Task statement –
Rewrite the rows below as a JSON list of strings, one string per line, leaving out any blank lines.

Raw data –
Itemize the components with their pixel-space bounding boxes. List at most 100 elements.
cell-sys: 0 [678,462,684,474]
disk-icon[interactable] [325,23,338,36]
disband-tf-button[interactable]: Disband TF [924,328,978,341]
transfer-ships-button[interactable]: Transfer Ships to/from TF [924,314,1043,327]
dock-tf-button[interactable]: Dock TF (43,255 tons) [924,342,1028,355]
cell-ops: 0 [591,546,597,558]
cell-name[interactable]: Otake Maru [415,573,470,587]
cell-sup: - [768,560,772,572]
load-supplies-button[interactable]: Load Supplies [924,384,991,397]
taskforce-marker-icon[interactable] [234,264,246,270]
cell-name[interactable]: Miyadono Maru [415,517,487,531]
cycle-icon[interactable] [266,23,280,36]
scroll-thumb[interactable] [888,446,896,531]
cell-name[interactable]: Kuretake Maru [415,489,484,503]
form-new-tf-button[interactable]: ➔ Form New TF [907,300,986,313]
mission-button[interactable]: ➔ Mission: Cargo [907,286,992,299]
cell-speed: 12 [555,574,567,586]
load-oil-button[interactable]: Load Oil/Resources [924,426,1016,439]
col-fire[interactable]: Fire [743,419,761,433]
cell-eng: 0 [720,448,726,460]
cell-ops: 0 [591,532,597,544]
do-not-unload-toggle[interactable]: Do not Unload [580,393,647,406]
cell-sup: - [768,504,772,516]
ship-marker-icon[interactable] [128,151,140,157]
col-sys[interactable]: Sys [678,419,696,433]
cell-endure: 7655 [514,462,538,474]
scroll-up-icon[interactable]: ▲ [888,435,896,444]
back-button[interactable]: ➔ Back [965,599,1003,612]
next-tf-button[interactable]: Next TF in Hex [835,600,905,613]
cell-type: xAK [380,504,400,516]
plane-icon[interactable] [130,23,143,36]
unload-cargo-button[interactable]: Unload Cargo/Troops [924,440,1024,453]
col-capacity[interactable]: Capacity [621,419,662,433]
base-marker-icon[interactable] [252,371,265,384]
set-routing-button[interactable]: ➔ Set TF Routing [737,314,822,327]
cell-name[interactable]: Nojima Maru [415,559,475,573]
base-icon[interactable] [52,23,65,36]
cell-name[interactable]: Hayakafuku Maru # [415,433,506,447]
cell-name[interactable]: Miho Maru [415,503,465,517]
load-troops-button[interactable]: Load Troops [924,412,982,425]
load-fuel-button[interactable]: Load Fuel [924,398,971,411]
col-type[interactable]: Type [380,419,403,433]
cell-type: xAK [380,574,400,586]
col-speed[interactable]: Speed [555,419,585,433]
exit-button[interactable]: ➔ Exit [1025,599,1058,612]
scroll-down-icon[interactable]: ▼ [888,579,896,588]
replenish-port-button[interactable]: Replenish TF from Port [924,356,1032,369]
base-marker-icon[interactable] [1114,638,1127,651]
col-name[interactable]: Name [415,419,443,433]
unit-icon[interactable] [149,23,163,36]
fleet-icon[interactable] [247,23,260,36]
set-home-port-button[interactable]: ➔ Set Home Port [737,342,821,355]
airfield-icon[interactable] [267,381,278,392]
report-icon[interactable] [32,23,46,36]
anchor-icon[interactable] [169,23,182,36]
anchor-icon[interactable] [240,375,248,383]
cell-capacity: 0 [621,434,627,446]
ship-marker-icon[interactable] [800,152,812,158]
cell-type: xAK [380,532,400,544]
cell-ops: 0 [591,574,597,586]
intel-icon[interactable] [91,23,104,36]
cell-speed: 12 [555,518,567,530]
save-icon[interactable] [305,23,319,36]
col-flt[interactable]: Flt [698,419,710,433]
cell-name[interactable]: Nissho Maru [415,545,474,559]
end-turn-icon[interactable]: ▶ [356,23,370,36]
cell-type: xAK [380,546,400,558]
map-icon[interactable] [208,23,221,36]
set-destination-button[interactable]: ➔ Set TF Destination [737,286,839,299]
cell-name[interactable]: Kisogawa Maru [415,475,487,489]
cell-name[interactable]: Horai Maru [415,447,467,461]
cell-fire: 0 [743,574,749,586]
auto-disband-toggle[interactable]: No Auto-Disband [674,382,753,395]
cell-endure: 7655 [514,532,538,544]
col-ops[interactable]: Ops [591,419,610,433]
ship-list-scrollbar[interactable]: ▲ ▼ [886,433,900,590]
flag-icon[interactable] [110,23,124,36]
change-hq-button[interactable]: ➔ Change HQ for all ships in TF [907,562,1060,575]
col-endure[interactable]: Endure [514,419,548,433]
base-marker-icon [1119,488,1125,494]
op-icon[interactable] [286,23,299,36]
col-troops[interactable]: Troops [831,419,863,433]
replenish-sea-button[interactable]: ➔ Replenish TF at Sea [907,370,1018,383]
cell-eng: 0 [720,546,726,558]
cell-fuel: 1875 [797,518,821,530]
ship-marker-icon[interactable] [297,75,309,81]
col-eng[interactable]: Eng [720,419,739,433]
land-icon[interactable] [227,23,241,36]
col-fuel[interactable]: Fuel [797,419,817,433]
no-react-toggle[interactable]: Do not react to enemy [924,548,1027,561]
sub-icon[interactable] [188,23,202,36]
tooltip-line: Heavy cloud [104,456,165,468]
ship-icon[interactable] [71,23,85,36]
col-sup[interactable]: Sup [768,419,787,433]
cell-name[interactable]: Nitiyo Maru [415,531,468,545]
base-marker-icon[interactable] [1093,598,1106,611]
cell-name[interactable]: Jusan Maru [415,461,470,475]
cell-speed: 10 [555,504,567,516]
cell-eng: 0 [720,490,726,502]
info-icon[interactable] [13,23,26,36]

Final answer –
[
  "Itemize the components with their pixel-space bounding boxes. List at most 100 elements.",
  "cell-sys: 0 [678,462,684,474]",
  "disk-icon[interactable] [325,23,338,36]",
  "disband-tf-button[interactable]: Disband TF [924,328,978,341]",
  "transfer-ships-button[interactable]: Transfer Ships to/from TF [924,314,1043,327]",
  "dock-tf-button[interactable]: Dock TF (43,255 tons) [924,342,1028,355]",
  "cell-ops: 0 [591,546,597,558]",
  "cell-name[interactable]: Otake Maru [415,573,470,587]",
  "cell-sup: - [768,560,772,572]",
  "load-supplies-button[interactable]: Load Supplies [924,384,991,397]",
  "taskforce-marker-icon[interactable] [234,264,246,270]",
  "cell-name[interactable]: Miyadono Maru [415,517,487,531]",
  "cycle-icon[interactable] [266,23,280,36]",
  "scroll-thumb[interactable] [888,446,896,531]",
  "cell-name[interactable]: Kuretake Maru [415,489,484,503]",
  "form-new-tf-button[interactable]: ➔ Form New TF [907,300,986,313]",
  "mission-button[interactable]: ➔ Mission: Cargo [907,286,992,299]",
  "cell-speed: 12 [555,574,567,586]",
  "load-oil-button[interactable]: Load Oil/Resources [924,426,1016,439]",
  "col-fire[interactable]: Fire [743,419,761,433]",
  "cell-eng: 0 [720,448,726,460]",
  "cell-ops: 0 [591,532,597,544]",
  "do-not-unload-toggle[interactable]: Do not Unload [580,393,647,406]",
  "cell-sup: - [768,504,772,516]",
  "ship-marker-icon[interactable] [128,151,140,157]",
  "col-sys[interactable]: Sys [678,419,696,433]",
  "cell-endure: 7655 [514,462,538,474]",
  "scroll-up-icon[interactable]: ▲ [888,435,896,444]",
  "back-button[interactable]: ➔ Back [965,599,1003,612]",
  "next-tf-button[interactable]: Next TF in Hex [835,600,905,613]",
  "cell-type: xAK [380,504,400,516]",
  "plane-icon[interactable] [130,23,143,36]",
  "unload-cargo-button[interactable]: Unload Cargo/Troops [924,440,1024,453]",
  "col-capacity[interactable]: Capacity [621,419,662,433]",
  "base-marker-icon[interactable] [252,371,265,384]",
  "set-routing-button[interactable]: ➔ Set TF Routing [737,314,822,327]",
  "cell-name[interactable]: Nojima Maru [415,559,475,573]",
  "base-icon[interactable] [52,23,65,36]",
  "cell-name[interactable]: Hayakafuku Maru # [415,433,506,447]",
  "cell-name[interactable]: Miho Maru [415,503,465,517]",
  "load-troops-button[interactable]: Load Troops [924,412,982,425]",
  "load-fuel-button[interactable]: Load Fuel [924,398,971,411]",
  "col-type[interactable]: Type [380,419,403,433]",
  "cell-type: xAK [380,574,400,586]",
  "col-speed[interactable]: Speed [555,419,585,433]",
  "exit-button[interactable]: ➔ Exit [1025,599,1058,612]",
  "scroll-down-icon[interactable]: ▼ [888,579,896,588]",
  "replenish-port-button[interactable]: Replenish TF from Port [924,356,1032,369]",
  "base-marker-icon[interactable] [1114,638,1127,651]",
  "col-name[interactable]: Name [415,419,443,433]",
  "unit-icon[interactable] [149,23,163,36]",
  "fleet-icon[interactable] [247,23,260,36]",
  "set-home-port-button[interactable]: ➔ Set Home Port [737,342,821,355]",
  "airfield-icon[interactable] [267,381,278,392]",
  "report-icon[interactable] [32,23,46,36]",
  "anchor-icon[interactable] [169,23,182,36]",
  "anchor-icon[interactable] [240,375,248,383]",
  "cell-capacity: 0 [621,434,627,446]",
  "ship-marker-icon[interactable] [800,152,812,158]",
  "cell-type: xAK [380,532,400,544]",
  "cell-ops: 0 [591,574,597,586]",
  "intel-icon[interactable] [91,23,104,36]",
  "cell-speed: 12 [555,518,567,530]",
  "save-icon[interactable] [305,23,319,36]",
  "col-flt[interactable]: Flt [698,419,710,433]",
  "cell-name[interactable]: Nissho Maru [415,545,474,559]",
  "end-turn-icon[interactable]: ▶ [356,23,370,36]",
  "cell-type: xAK [380,546,400,558]",
  "map-icon[interactable] [208,23,221,36]",
  "set-destination-button[interactable]: ➔ Set TF Destination [737,286,839,299]",
  "cell-name[interactable]: Kisogawa Maru [415,475,487,489]",
  "cell-name[interactable]: Horai Maru [415,447,467,461]",
  "cell-fire: 0 [743,574,749,586]",
  "auto-disband-toggle[interactable]: No Auto-Disband [674,382,753,395]",
  "cell-endure: 7655 [514,532,538,544]",
  "col-ops[interactable]: Ops [591,419,610,433]",
  "ship-list-scrollbar[interactable]: ▲ ▼ [886,433,900,590]",
  "flag-icon[interactable] [110,23,124,36]",
  "change-hq-button[interactable]: ➔ Change HQ for all ships in TF [907,562,1060,575]",
  "col-endure[interactable]: Endure [514,419,548,433]",
  "base-marker-icon [1119,488,1125,494]",
  "op-icon[interactable] [286,23,299,36]",
  "col-troops[interactable]: Troops [831,419,863,433]",
  "replenish-sea-button[interactable]: ➔ Replenish TF at Sea [907,370,1018,383]",
  "cell-eng: 0 [720,546,726,558]",
  "cell-fuel: 1875 [797,518,821,530]",
  "ship-marker-icon[interactable] [297,75,309,81]",
  "col-eng[interactable]: Eng [720,419,739,433]",
  "land-icon[interactable] [227,23,241,36]",
  "col-fuel[interactable]: Fuel [797,419,817,433]",
  "no-react-toggle[interactable]: Do not react to enemy [924,548,1027,561]",
  "sub-icon[interactable] [188,23,202,36]",
  "tooltip-line: Heavy cloud [104,456,165,468]",
  "ship-icon[interactable] [71,23,85,36]",
  "col-sup[interactable]: Sup [768,419,787,433]",
  "cell-name[interactable]: Nitiyo Maru [415,531,468,545]",
  "base-marker-icon[interactable] [1093,598,1106,611]",
  "cell-name[interactable]: Jusan Maru [415,461,470,475]",
  "cell-speed: 10 [555,504,567,516]",
  "cell-eng: 0 [720,490,726,502]",
  "info-icon[interactable] [13,23,26,36]"
]